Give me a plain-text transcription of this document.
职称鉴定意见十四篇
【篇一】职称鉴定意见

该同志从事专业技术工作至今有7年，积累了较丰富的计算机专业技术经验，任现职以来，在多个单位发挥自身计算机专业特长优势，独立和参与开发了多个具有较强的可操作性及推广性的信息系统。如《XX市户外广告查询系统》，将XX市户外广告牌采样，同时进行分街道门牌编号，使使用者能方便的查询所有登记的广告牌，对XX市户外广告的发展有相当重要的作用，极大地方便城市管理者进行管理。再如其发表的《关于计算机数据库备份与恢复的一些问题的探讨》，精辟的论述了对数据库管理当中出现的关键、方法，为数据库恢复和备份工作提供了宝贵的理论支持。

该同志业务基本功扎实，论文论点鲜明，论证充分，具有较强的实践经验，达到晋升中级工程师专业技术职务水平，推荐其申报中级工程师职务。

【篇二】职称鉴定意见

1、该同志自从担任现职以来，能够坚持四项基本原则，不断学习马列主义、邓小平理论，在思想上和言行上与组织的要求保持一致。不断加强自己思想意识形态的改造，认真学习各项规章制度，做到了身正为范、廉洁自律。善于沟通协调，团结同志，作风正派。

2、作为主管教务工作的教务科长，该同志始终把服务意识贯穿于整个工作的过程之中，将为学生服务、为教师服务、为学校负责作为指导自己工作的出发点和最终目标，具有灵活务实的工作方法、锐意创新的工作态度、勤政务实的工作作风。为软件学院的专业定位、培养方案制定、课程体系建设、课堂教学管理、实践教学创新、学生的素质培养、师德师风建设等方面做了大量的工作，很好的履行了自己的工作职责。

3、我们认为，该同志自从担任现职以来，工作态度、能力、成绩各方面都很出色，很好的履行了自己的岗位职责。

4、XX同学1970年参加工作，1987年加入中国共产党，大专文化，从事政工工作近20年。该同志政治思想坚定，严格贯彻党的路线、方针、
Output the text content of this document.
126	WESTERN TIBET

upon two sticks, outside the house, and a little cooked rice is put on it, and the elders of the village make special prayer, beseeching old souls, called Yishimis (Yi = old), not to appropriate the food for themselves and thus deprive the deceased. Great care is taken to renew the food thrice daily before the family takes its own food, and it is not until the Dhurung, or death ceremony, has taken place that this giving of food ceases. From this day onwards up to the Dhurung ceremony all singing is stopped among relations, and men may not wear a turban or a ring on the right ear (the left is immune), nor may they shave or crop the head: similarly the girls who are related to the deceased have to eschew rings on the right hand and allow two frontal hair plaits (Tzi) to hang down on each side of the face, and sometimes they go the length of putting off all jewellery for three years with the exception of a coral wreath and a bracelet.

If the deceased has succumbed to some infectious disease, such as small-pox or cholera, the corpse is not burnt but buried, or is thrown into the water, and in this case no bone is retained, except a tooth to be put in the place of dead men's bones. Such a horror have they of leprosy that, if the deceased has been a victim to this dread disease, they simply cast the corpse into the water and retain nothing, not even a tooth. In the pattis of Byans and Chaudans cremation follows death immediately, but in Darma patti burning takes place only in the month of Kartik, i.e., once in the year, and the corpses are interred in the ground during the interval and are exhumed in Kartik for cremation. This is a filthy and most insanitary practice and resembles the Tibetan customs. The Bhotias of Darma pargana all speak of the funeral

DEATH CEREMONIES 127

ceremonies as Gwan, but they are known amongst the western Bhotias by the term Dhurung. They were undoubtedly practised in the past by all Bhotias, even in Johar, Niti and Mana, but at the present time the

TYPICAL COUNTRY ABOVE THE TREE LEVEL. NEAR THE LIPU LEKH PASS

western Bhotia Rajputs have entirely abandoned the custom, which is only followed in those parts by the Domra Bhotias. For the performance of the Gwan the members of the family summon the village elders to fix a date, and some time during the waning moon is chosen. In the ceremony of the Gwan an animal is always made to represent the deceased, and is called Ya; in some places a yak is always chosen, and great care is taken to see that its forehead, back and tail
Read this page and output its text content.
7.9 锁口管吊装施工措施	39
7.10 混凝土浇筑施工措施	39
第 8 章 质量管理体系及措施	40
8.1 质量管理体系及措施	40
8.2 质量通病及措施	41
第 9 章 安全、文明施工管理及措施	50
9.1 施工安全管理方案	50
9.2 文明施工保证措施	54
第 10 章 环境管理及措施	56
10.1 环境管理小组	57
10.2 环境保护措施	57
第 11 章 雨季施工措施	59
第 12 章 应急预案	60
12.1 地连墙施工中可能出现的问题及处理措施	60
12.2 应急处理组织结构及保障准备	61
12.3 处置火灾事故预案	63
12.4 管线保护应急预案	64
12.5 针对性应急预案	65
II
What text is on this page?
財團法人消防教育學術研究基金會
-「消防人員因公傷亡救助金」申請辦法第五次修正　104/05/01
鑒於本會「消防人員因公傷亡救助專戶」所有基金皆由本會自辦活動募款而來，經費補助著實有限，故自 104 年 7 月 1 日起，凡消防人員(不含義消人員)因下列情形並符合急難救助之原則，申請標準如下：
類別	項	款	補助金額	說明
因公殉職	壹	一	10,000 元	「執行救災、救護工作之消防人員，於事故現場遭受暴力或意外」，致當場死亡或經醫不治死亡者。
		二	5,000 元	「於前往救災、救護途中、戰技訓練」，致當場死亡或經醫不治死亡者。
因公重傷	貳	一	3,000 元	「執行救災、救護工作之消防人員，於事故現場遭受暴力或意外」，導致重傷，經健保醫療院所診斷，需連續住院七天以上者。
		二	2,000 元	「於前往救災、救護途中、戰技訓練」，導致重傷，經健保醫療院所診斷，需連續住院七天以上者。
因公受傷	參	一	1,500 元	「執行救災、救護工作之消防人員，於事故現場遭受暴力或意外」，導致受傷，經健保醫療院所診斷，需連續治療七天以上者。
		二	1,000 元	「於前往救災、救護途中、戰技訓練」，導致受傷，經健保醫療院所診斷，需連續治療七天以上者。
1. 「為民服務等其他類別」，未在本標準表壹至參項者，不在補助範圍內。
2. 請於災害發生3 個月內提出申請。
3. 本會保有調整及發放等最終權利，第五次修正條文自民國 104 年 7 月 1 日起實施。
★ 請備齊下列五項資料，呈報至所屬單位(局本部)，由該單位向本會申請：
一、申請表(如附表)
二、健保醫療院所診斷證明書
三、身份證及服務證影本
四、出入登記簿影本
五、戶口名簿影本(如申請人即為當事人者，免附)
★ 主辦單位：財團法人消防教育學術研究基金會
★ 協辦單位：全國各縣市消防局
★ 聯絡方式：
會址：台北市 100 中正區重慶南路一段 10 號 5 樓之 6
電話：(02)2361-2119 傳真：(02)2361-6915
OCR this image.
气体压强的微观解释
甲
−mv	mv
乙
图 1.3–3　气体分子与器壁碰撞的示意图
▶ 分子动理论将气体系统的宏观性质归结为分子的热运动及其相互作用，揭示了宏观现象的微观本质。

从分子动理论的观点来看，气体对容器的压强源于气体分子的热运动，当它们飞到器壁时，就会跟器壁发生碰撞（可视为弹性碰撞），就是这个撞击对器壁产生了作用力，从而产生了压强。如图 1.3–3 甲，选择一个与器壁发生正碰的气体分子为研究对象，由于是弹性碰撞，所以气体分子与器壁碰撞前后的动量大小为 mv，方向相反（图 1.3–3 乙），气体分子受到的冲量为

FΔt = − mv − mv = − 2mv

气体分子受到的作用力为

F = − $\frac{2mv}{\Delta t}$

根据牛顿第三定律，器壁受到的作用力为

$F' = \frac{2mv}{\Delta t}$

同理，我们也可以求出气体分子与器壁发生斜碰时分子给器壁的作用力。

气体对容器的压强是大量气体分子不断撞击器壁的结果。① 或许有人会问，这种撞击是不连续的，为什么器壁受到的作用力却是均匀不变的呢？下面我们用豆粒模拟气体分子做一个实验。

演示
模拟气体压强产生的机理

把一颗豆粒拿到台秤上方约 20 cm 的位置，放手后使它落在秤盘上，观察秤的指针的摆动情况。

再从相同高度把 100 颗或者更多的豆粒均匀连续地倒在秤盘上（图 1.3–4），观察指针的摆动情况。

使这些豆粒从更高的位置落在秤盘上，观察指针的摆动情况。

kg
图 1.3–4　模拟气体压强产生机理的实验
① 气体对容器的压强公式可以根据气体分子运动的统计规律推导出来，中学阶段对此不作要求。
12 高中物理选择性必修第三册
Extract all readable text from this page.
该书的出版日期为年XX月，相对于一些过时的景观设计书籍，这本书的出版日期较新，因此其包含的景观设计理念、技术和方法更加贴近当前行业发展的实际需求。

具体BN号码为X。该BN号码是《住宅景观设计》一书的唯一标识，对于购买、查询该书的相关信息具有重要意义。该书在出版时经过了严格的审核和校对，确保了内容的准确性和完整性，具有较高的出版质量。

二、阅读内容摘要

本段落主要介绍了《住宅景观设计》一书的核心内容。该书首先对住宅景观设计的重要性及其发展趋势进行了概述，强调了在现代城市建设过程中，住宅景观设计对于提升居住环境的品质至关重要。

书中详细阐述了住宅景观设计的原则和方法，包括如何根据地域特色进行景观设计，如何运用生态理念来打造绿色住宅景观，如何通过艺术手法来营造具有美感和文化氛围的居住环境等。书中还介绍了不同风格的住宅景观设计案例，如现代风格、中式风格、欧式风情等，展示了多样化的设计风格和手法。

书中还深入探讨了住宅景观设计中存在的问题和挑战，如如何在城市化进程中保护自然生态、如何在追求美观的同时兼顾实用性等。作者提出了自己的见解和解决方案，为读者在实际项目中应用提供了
___
Give the lines exactly as they stand, from the line with "Extract all readable text from this page." through the end of the material.

Result for this exercise >>
Extract all readable text from this page.
该书的出版日期为年XX月，相对于一些过时的景观设计书籍，这本书的出版日期较新，因此其包含的景观设计理念、技术和方法更加贴近当前行业发展的实际需求。

具体BN号码为X。该BN号码是《住宅景观设计》一书的唯一标识，对于购买、查询该书的相关信息具有重要意义。该书在出版时经过了严格的审核和校对，确保了内容的准确性和完整性，具有较高的出版质量。

二、阅读内容摘要

本段落主要介绍了《住宅景观设计》一书的核心内容。该书首先对住宅景观设计的重要性及其发展趋势进行了概述，强调了在现代城市建设过程中，住宅景观设计对于提升居住环境的品质至关重要。

书中详细阐述了住宅景观设计的原则和方法，包括如何根据地域特色进行景观设计，如何运用生态理念来打造绿色住宅景观，如何通过艺术手法来营造具有美感和文化氛围的居住环境等。书中还介绍了不同风格的住宅景观设计案例，如现代风格、中式风格、欧式风情等，展示了多样化的设计风格和手法。

书中还深入探讨了住宅景观设计中存在的问题和挑战，如如何在城市化进程中保护自然生态、如何在追求美观的同时兼顾实用性等。作者提出了自己的见解和解决方案，为读者在实际项目中应用提供了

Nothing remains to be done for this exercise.